**AIM**
In the records that follow, locate every line with "JSON" and extract it.

**MATERIAL SHOWN**
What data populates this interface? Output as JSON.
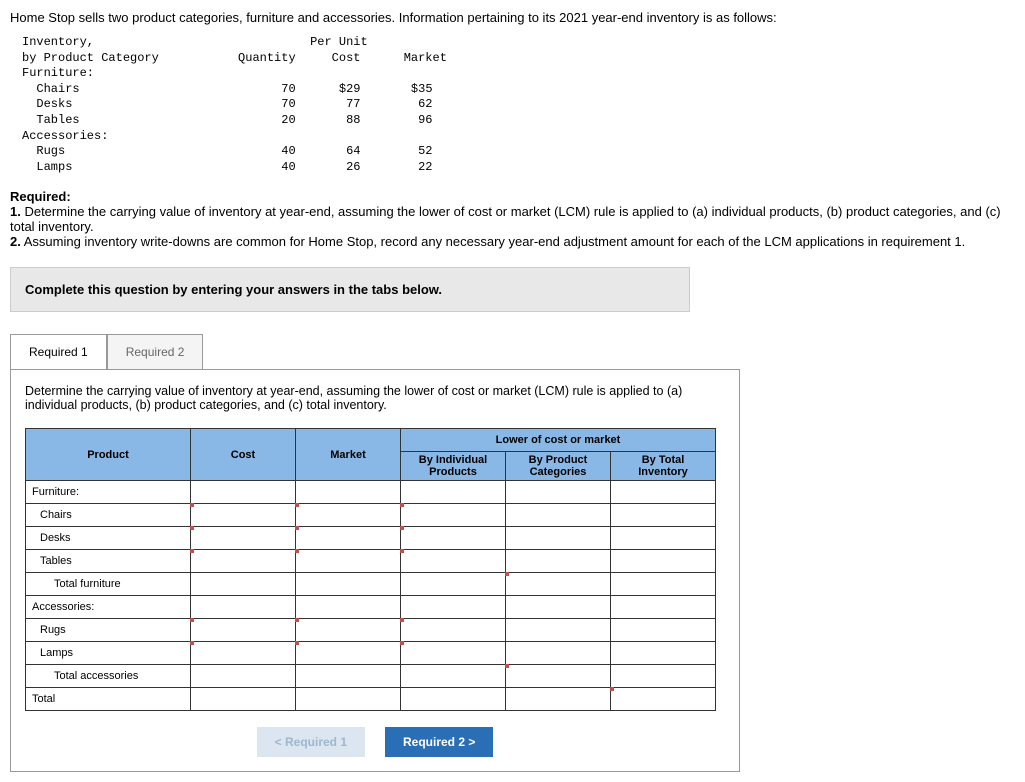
{
  "intro": "Home Stop sells two product categories, furniture and accessories. Information pertaining to its 2021 year-end inventory is as follows:",
  "mono": {
    "h1": "Inventory,",
    "h2": "by Product Category",
    "colQty": "Quantity",
    "colPer": "Per Unit",
    "colCost": "Cost",
    "colMkt": "Market",
    "furn": "Furniture:",
    "chairs": "Chairs",
    "chairsQ": "70",
    "chairsC": "$29",
    "chairsM": "$35",
    "desks": "Desks",
    "desksQ": "70",
    "desksC": "77",
    "desksM": "62",
    "tables": "Tables",
    "tablesQ": "20",
    "tablesC": "88",
    "tablesM": "96",
    "acc": "Accessories:",
    "rugs": "Rugs",
    "rugsQ": "40",
    "rugsC": "64",
    "rugsM": "52",
    "lamps": "Lamps",
    "lampsQ": "40",
    "lampsC": "26",
    "lampsM": "22"
  },
  "req": {
    "heading": "Required:",
    "line1a": "1.",
    "line1b": " Determine the carrying value of inventory at year-end, assuming the lower of cost or market (LCM) rule is applied to (a) individual products, (b) product categories, and (c) total inventory.",
    "line2a": "2.",
    "line2b": " Assuming inventory write-downs are common for Home Stop, record any necessary year-end adjustment amount for each of the LCM applications in requirement 1."
  },
  "instructionBox": "Complete this question by entering your answers in the tabs below.",
  "tabs": {
    "t1": "Required 1",
    "t2": "Required 2"
  },
  "tabDesc": "Determine the carrying value of inventory at year-end, assuming the lower of cost or market (LCM) rule is applied to (a) individual products, (b) product categories, and (c) total inventory.",
  "answerHeaders": {
    "product": "Product",
    "cost": "Cost",
    "market": "Market",
    "lcmGroup": "Lower of cost or market",
    "byInd": "By Individual Products",
    "byCat": "By Product Categories",
    "byTot": "By Total Inventory"
  },
  "rows": {
    "furn": "Furniture:",
    "chairs": "Chairs",
    "desks": "Desks",
    "tables": "Tables",
    "totFurn": "Total furniture",
    "acc": "Accessories:",
    "rugs": "Rugs",
    "lamps": "Lamps",
    "totAcc": "Total accessories",
    "total": "Total"
  },
  "nav": {
    "prev": "<  Required 1",
    "next": "Required 2  >"
  }
}
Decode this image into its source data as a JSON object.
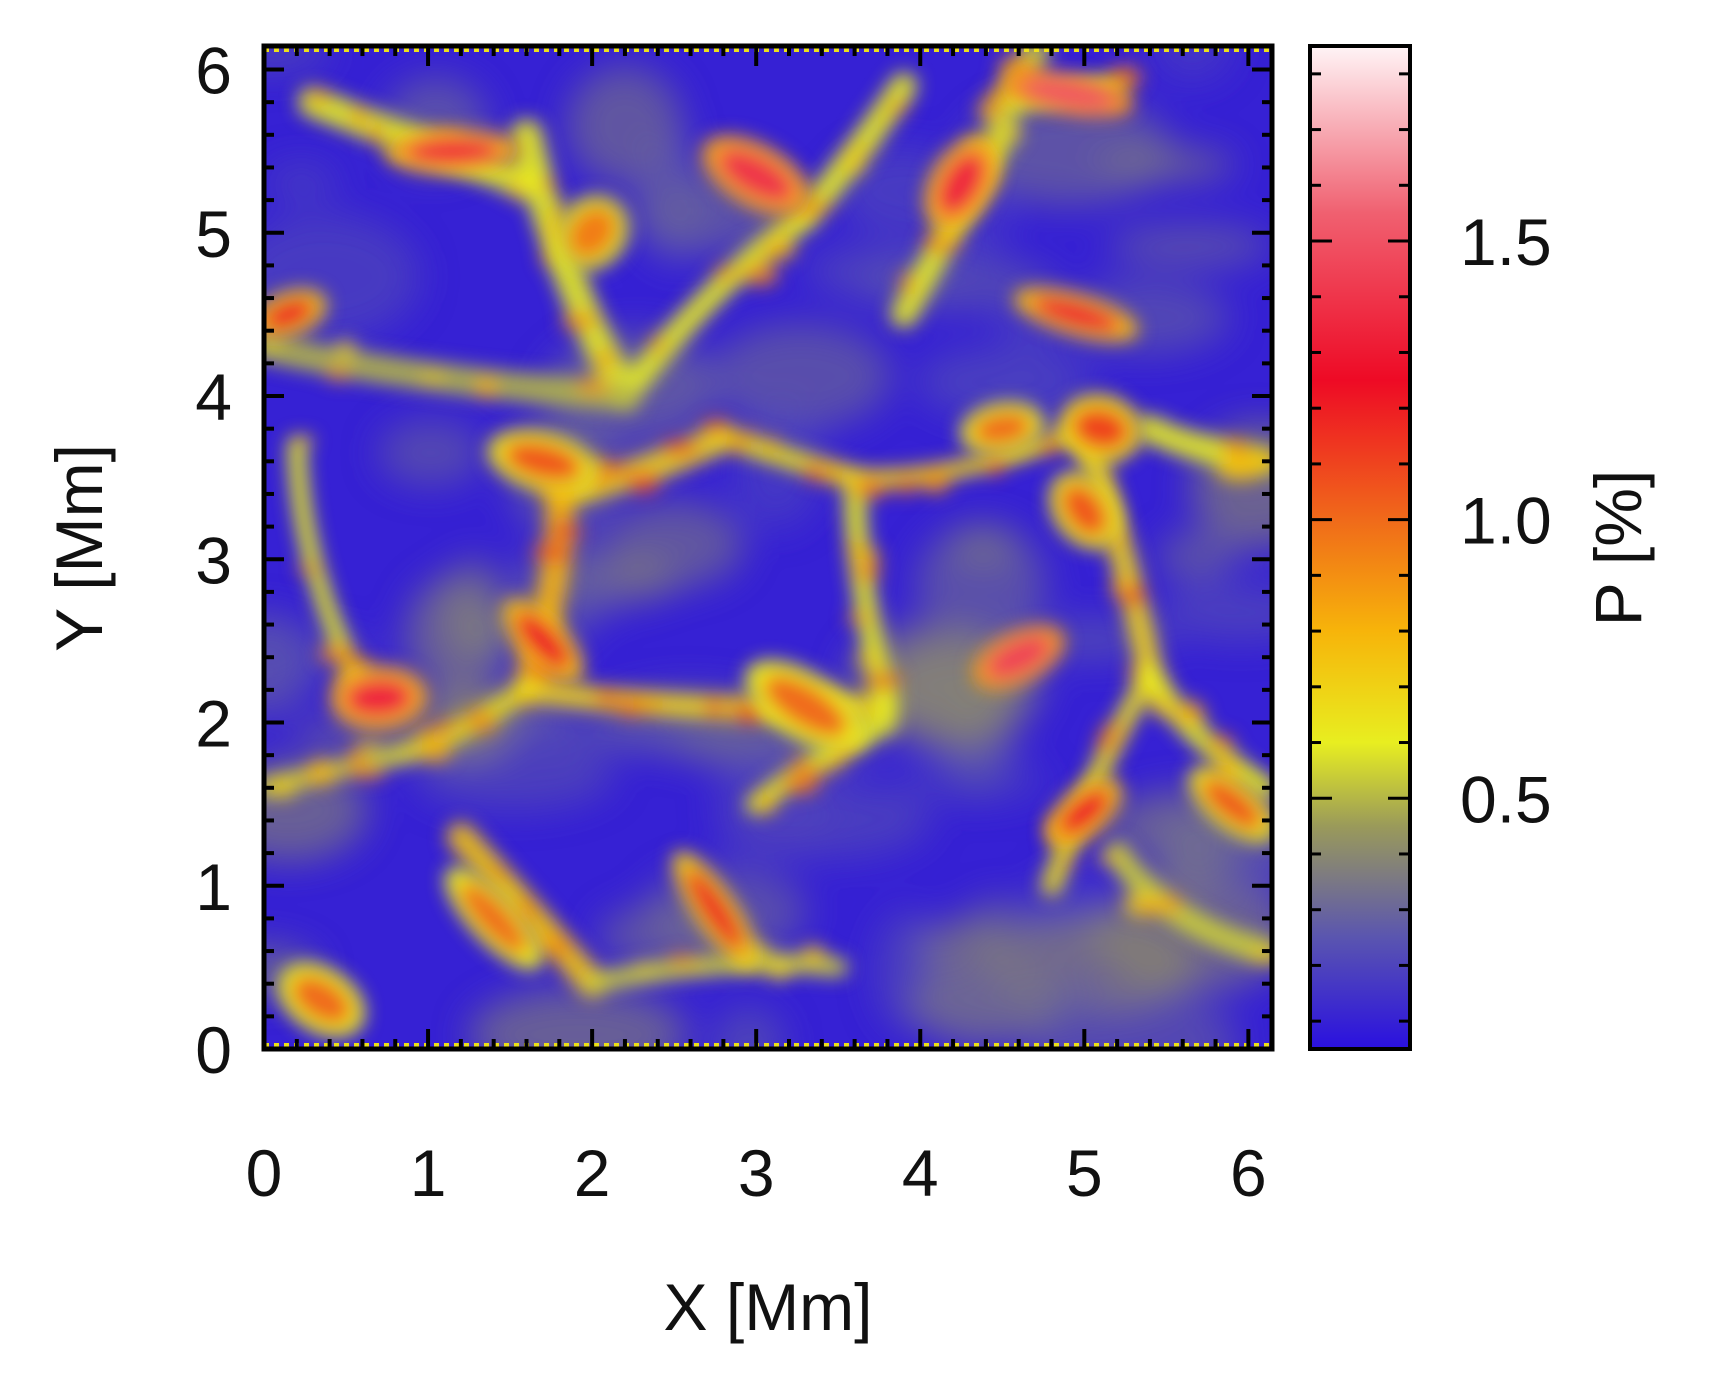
{
  "chart_data": {
    "type": "heatmap",
    "title": "",
    "xlabel": "X [Mm]",
    "ylabel": "Y [Mm]",
    "colorbar_label": "P [%]",
    "xlim": [
      0,
      6.144
    ],
    "ylim": [
      0,
      6.144
    ],
    "x_ticks": [
      "0",
      "1",
      "2",
      "3",
      "4",
      "5",
      "6"
    ],
    "y_ticks": [
      "0",
      "1",
      "2",
      "3",
      "4",
      "5",
      "6"
    ],
    "x_tick_values": [
      0,
      1,
      2,
      3,
      4,
      5,
      6
    ],
    "y_tick_values": [
      0,
      1,
      2,
      3,
      4,
      5,
      6
    ],
    "colorbar_range": [
      0.05,
      1.85
    ],
    "colorbar_ticks": [
      "0.5",
      "1.0",
      "1.5"
    ],
    "colorbar_tick_values": [
      0.5,
      1.0,
      1.5
    ],
    "colormap": [
      {
        "value": 0.05,
        "color": "#2a10e0"
      },
      {
        "value": 0.25,
        "color": "#5a55b0"
      },
      {
        "value": 0.45,
        "color": "#9a9a5a"
      },
      {
        "value": 0.6,
        "color": "#e8ee20"
      },
      {
        "value": 0.8,
        "color": "#f7b40a"
      },
      {
        "value": 1.0,
        "color": "#f06a1a"
      },
      {
        "value": 1.25,
        "color": "#ee0a25"
      },
      {
        "value": 1.55,
        "color": "#f06070"
      },
      {
        "value": 1.85,
        "color": "#fff4f6"
      }
    ],
    "structures": {
      "background_value": 0.1,
      "lanes": [
        {
          "x0": 1.8,
          "y0": 3.4,
          "x1": 2.8,
          "y1": 3.75,
          "value": 0.7
        },
        {
          "x0": 2.8,
          "y0": 3.75,
          "x1": 3.6,
          "y1": 3.5,
          "value": 0.65
        },
        {
          "x0": 1.8,
          "y0": 3.4,
          "x1": 1.6,
          "y1": 2.2,
          "value": 0.8
        },
        {
          "x0": 1.6,
          "y0": 2.2,
          "x1": 3.8,
          "y1": 2.1,
          "value": 0.7
        },
        {
          "x0": 3.8,
          "y0": 2.1,
          "x1": 3.6,
          "y1": 3.5,
          "value": 0.6
        },
        {
          "x0": 3.6,
          "y0": 3.5,
          "x1": 5.0,
          "y1": 3.8,
          "value": 0.7
        },
        {
          "x0": 5.0,
          "y0": 3.8,
          "x1": 5.4,
          "y1": 2.3,
          "value": 0.7
        },
        {
          "x0": 5.4,
          "y0": 2.3,
          "x1": 4.8,
          "y1": 1.0,
          "value": 0.65
        },
        {
          "x0": 1.6,
          "y0": 2.2,
          "x1": 0.8,
          "y1": 1.8,
          "value": 0.65
        },
        {
          "x0": 0.8,
          "y0": 1.8,
          "x1": 0.0,
          "y1": 1.6,
          "value": 0.55
        },
        {
          "x0": 1.2,
          "y0": 1.3,
          "x1": 2.0,
          "y1": 0.4,
          "value": 0.75
        },
        {
          "x0": 2.0,
          "y0": 0.4,
          "x1": 3.5,
          "y1": 0.5,
          "value": 0.55
        },
        {
          "x0": 2.2,
          "y0": 4.0,
          "x1": 1.6,
          "y1": 5.6,
          "value": 0.6
        },
        {
          "x0": 2.2,
          "y0": 4.0,
          "x1": 3.3,
          "y1": 5.1,
          "value": 0.6
        },
        {
          "x0": 3.3,
          "y0": 5.1,
          "x1": 3.9,
          "y1": 5.9,
          "value": 0.6
        },
        {
          "x0": 3.9,
          "y0": 4.5,
          "x1": 4.5,
          "y1": 5.6,
          "value": 0.6
        },
        {
          "x0": 4.5,
          "y0": 5.6,
          "x1": 4.7,
          "y1": 6.1,
          "value": 0.55
        },
        {
          "x0": 0.0,
          "y0": 4.3,
          "x1": 2.2,
          "y1": 4.0,
          "value": 0.5
        },
        {
          "x0": 0.2,
          "y0": 3.7,
          "x1": 0.6,
          "y1": 2.2,
          "value": 0.6
        },
        {
          "x0": 5.4,
          "y0": 3.8,
          "x1": 6.1,
          "y1": 3.6,
          "value": 0.6
        },
        {
          "x0": 5.4,
          "y0": 2.3,
          "x1": 6.1,
          "y1": 1.6,
          "value": 0.6
        },
        {
          "x0": 3.0,
          "y0": 1.5,
          "x1": 3.8,
          "y1": 2.0,
          "value": 0.6
        },
        {
          "x0": 0.3,
          "y0": 5.8,
          "x1": 1.6,
          "y1": 5.3,
          "value": 0.6
        },
        {
          "x0": 4.6,
          "y0": 5.8,
          "x1": 5.2,
          "y1": 5.9,
          "value": 0.6
        },
        {
          "x0": 5.2,
          "y0": 1.2,
          "x1": 6.1,
          "y1": 0.6,
          "value": 0.55
        }
      ],
      "hotspots": [
        {
          "x": 4.9,
          "y": 5.85,
          "value": 1.5
        },
        {
          "x": 3.0,
          "y": 5.35,
          "value": 1.4
        },
        {
          "x": 4.25,
          "y": 5.3,
          "value": 1.35
        },
        {
          "x": 1.15,
          "y": 5.5,
          "value": 1.35
        },
        {
          "x": 0.15,
          "y": 4.5,
          "value": 1.2
        },
        {
          "x": 4.95,
          "y": 4.5,
          "value": 1.3
        },
        {
          "x": 1.7,
          "y": 2.5,
          "value": 1.25
        },
        {
          "x": 0.7,
          "y": 2.15,
          "value": 1.35
        },
        {
          "x": 4.6,
          "y": 2.4,
          "value": 1.45
        },
        {
          "x": 5.0,
          "y": 1.45,
          "value": 1.25
        },
        {
          "x": 2.75,
          "y": 0.85,
          "value": 1.2
        },
        {
          "x": 1.7,
          "y": 3.6,
          "value": 1.05
        },
        {
          "x": 5.1,
          "y": 3.8,
          "value": 1.1
        },
        {
          "x": 0.35,
          "y": 0.3,
          "value": 1.0
        },
        {
          "x": 5.0,
          "y": 3.3,
          "value": 1.05
        },
        {
          "x": 5.9,
          "y": 1.5,
          "value": 1.05
        },
        {
          "x": 3.3,
          "y": 2.1,
          "value": 1.0
        },
        {
          "x": 1.4,
          "y": 0.8,
          "value": 1.0
        },
        {
          "x": 4.5,
          "y": 3.8,
          "value": 1.0
        },
        {
          "x": 2.0,
          "y": 5.0,
          "value": 0.95
        }
      ]
    }
  }
}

**FULL SOLUTION**
What data populates this interface? Output as JSON.
Decode this image into its source data as a JSON object.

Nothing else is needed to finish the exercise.